What you will do:
Output exactly the lines that run from the line with "Extract all readable text from this page." to the end of the material, both ends included, and no other lines.

Data records:
..........

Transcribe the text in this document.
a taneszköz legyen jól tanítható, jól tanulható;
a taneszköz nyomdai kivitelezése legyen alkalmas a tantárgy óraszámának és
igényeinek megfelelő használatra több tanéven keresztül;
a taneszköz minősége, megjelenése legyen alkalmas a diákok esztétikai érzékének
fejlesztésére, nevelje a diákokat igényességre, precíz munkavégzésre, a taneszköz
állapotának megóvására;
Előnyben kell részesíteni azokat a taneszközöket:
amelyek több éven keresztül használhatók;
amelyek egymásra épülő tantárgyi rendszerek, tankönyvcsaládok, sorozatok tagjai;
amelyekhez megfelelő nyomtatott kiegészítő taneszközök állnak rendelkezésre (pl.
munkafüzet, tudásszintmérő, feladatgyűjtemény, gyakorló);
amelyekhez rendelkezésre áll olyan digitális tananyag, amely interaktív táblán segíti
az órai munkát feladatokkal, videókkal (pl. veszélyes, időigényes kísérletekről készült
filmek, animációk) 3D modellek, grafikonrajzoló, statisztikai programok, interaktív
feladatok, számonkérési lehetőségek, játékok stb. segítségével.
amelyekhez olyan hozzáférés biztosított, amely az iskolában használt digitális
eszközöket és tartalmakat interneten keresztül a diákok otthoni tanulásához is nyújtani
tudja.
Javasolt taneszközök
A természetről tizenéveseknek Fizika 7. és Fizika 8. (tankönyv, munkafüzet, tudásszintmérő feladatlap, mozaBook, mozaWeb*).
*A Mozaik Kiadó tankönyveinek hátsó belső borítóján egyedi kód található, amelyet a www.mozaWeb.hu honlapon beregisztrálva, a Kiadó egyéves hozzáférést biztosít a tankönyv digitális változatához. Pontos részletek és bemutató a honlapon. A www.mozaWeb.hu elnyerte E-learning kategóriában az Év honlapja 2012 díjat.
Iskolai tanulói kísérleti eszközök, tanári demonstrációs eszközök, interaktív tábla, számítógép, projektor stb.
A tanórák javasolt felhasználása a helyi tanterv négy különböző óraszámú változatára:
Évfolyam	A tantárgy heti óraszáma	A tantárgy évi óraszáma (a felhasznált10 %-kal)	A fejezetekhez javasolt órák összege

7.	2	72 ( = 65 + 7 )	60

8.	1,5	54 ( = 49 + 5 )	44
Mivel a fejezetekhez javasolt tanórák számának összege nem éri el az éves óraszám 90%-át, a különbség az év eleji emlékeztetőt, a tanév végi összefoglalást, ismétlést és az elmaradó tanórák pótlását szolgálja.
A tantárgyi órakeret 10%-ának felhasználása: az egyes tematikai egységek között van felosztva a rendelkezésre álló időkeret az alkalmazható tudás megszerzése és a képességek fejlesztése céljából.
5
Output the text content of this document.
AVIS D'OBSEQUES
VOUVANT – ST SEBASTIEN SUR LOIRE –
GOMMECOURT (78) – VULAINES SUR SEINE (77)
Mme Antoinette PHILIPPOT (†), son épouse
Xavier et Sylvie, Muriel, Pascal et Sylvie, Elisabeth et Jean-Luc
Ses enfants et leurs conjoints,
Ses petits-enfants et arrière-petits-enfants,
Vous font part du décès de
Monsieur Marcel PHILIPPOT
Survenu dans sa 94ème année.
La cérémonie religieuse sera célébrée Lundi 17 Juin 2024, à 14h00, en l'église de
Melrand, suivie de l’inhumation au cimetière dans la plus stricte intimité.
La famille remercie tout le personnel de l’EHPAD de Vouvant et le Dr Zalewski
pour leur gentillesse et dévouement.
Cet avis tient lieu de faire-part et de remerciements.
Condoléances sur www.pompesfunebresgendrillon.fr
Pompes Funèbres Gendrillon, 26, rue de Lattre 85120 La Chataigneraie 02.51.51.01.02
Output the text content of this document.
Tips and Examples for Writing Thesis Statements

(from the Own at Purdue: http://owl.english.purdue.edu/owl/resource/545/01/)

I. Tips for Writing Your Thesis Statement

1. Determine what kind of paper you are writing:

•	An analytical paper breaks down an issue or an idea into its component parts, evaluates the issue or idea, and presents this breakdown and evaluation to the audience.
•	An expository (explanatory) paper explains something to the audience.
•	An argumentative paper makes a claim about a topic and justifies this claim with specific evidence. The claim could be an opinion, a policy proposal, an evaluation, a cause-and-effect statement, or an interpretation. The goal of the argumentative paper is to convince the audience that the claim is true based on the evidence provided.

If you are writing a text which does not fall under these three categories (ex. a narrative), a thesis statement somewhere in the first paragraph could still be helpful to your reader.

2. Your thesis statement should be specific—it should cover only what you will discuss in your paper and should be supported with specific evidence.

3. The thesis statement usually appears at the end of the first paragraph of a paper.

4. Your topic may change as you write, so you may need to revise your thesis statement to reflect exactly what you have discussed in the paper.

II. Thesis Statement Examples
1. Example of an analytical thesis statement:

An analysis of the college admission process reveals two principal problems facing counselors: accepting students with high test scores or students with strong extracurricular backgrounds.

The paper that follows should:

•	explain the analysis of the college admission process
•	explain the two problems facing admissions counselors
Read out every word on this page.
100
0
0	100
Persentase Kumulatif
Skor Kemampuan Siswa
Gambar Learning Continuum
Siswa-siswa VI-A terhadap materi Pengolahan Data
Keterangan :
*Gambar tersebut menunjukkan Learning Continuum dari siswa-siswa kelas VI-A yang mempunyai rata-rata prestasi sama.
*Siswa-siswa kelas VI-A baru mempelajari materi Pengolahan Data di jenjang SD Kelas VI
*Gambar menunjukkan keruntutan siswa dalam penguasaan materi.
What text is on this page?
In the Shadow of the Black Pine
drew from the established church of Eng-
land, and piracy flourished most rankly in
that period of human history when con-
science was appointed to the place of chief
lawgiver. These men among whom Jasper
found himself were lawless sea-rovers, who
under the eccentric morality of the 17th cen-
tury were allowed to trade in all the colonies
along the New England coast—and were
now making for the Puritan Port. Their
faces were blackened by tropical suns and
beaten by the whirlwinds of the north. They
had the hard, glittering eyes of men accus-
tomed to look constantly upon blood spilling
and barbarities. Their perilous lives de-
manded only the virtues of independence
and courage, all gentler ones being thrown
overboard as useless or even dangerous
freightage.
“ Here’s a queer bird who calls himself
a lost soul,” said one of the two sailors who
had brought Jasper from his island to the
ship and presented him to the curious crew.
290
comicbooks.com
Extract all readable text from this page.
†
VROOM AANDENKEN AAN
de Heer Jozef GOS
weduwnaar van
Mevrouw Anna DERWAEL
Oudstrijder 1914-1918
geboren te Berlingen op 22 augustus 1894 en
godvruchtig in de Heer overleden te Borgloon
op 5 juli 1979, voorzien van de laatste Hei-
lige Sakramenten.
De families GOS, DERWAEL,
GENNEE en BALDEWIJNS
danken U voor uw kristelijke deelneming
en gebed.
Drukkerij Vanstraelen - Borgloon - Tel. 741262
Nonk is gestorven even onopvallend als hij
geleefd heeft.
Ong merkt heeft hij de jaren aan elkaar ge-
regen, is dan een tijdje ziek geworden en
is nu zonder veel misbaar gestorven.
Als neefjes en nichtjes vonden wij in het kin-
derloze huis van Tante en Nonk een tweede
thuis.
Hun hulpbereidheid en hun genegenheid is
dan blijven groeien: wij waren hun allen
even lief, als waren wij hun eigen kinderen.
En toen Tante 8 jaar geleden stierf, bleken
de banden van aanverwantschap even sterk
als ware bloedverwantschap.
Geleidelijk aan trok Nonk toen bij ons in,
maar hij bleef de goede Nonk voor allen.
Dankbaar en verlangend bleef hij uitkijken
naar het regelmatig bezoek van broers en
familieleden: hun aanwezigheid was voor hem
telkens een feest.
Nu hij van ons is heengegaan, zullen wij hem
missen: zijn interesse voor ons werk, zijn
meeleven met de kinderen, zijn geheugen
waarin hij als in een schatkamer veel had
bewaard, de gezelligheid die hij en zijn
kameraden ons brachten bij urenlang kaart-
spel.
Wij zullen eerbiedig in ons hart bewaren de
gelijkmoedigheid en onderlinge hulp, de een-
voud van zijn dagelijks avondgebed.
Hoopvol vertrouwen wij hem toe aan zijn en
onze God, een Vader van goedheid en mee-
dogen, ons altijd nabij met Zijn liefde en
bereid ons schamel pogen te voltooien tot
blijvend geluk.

..........

Worked answer:
Extract all readable text from this page.
†
VROOM AANDENKEN AAN
de Heer Jozef GOS
weduwnaar van
Mevrouw Anna DERWAEL
Oudstrijder 1914-1918
geboren te Berlingen op 22 augustus 1894 en
godvruchtig in de Heer overleden te Borgloon
op 5 juli 1979, voorzien van de laatste Hei-
lige Sakramenten.
De families GOS, DERWAEL,
GENNEE en BALDEWIJNS
danken U voor uw kristelijke deelneming
en gebed.
Drukkerij Vanstraelen - Borgloon - Tel. 741262
Nonk is gestorven even onopvallend als hij
geleefd heeft.
Ong merkt heeft hij de jaren aan elkaar ge-
regen, is dan een tijdje ziek geworden en
is nu zonder veel misbaar gestorven.
Als neefjes en nichtjes vonden wij in het kin-
derloze huis van Tante en Nonk een tweede
thuis.
Hun hulpbereidheid en hun genegenheid is
dan blijven groeien: wij waren hun allen
even lief, als waren wij hun eigen kinderen.
En toen Tante 8 jaar geleden stierf, bleken
de banden van aanverwantschap even sterk
als ware bloedverwantschap.
Geleidelijk aan trok Nonk toen bij ons in,
maar hij bleef de goede Nonk voor allen.
Dankbaar en verlangend bleef hij uitkijken
naar het regelmatig bezoek van broers en
familieleden: hun aanwezigheid was voor hem
telkens een feest.
Nu hij van ons is heengegaan, zullen wij hem
missen: zijn interesse voor ons werk, zijn
meeleven met de kinderen, zijn geheugen
waarin hij als in een schatkamer veel had
bewaard, de gezelligheid die hij en zijn
kameraden ons brachten bij urenlang kaart-
spel.
Wij zullen eerbiedig in ons hart bewaren de
gelijkmoedigheid en onderlinge hulp, de een-
voud van zijn dagelijks avondgebed.
Hoopvol vertrouwen wij hem toe aan zijn en
onze God, een Vader van goedheid en mee-
dogen, ons altijd nabij met Zijn liefde en
bereid ons schamel pogen te voltooien tot
blijvend geluk.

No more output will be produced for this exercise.